▸ Exercise: Format the data from its very first line through the line containing "mixing-ratio-line (622, 450, 689, 642)", both included, as a JSON list of strings with one string per line, leaving out any blank lines.

++++

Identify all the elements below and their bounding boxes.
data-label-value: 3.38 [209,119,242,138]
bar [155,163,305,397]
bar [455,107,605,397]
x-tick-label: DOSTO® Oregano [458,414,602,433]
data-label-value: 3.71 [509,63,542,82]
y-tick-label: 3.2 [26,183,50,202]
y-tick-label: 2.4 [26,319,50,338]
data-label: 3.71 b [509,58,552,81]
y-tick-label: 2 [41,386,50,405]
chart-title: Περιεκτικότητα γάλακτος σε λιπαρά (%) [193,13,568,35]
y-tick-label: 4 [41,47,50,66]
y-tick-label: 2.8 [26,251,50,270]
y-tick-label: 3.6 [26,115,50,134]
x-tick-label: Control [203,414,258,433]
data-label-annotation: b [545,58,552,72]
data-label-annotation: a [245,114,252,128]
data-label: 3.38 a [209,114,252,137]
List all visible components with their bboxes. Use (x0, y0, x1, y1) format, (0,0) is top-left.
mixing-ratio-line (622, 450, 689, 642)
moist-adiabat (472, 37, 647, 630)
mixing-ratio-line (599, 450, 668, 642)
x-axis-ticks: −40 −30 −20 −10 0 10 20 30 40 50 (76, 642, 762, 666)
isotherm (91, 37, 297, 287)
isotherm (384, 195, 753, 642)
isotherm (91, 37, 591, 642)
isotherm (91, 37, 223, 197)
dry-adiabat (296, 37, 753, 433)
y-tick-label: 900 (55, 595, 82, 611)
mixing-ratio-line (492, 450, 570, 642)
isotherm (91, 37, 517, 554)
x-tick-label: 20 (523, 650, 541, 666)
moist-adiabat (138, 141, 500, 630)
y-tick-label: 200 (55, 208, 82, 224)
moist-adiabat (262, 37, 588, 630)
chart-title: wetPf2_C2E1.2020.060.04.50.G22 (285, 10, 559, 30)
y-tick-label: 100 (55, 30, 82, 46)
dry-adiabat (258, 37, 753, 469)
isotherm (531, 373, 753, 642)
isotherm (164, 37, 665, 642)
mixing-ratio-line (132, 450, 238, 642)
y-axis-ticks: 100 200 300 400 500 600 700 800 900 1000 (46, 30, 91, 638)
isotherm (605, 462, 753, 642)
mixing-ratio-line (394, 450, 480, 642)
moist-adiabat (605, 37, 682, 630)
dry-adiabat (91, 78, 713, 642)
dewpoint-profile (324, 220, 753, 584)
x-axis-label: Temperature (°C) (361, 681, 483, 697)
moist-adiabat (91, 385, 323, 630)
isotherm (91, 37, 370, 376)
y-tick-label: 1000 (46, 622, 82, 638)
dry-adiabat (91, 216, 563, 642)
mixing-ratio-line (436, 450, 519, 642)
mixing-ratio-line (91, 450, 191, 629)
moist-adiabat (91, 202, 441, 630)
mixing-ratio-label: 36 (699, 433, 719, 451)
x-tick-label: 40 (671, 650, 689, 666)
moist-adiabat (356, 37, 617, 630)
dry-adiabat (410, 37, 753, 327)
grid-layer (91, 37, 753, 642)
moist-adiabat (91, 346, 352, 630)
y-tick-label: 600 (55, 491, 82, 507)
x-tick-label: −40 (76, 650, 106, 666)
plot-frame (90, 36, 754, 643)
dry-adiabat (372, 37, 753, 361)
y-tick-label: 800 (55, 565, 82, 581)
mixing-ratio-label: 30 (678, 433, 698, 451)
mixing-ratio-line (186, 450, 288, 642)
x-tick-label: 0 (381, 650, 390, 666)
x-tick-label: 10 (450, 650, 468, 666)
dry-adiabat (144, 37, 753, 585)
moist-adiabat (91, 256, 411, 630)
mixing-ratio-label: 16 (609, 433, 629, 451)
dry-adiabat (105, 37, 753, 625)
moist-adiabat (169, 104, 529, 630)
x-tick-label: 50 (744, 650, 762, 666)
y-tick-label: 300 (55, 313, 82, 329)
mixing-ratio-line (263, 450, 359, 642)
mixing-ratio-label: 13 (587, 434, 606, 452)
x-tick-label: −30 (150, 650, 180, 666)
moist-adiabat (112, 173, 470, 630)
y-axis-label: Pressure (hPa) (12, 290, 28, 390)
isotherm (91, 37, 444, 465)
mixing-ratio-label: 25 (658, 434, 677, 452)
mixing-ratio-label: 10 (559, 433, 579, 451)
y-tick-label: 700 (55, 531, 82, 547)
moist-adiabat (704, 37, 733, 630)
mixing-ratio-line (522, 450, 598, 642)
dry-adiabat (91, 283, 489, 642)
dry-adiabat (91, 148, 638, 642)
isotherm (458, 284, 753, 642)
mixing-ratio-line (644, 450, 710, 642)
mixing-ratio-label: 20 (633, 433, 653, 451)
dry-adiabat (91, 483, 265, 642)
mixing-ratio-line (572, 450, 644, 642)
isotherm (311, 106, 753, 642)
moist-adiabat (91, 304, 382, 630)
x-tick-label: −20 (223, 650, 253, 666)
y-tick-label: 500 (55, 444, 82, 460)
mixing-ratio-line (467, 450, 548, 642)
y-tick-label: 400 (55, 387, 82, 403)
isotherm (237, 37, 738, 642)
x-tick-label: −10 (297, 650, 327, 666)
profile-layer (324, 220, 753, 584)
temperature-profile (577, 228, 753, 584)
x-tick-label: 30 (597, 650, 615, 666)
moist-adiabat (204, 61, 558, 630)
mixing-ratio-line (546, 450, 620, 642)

++++

▸ Finished answer:
[
  "Identify all the elements below and their bounding boxes.",
  "data-label-value: 3.38 [209,119,242,138]",
  "bar [155,163,305,397]",
  "bar [455,107,605,397]",
  "x-tick-label: DOSTO® Oregano [458,414,602,433]",
  "data-label-value: 3.71 [509,63,542,82]",
  "y-tick-label: 3.2 [26,183,50,202]",
  "y-tick-label: 2.4 [26,319,50,338]",
  "data-label: 3.71 b [509,58,552,81]",
  "y-tick-label: 2 [41,386,50,405]",
  "chart-title: Περιεκτικότητα γάλακτος σε λιπαρά (%) [193,13,568,35]",
  "y-tick-label: 4 [41,47,50,66]",
  "y-tick-label: 2.8 [26,251,50,270]",
  "y-tick-label: 3.6 [26,115,50,134]",
  "x-tick-label: Control [203,414,258,433]",
  "data-label-annotation: b [545,58,552,72]",
  "data-label-annotation: a [245,114,252,128]",
  "data-label: 3.38 a [209,114,252,137]",
  "List all visible components with their bboxes. Use (x0, y0, x1, y1) format, (0,0) is top-left.",
  "mixing-ratio-line (622, 450, 689, 642)"
]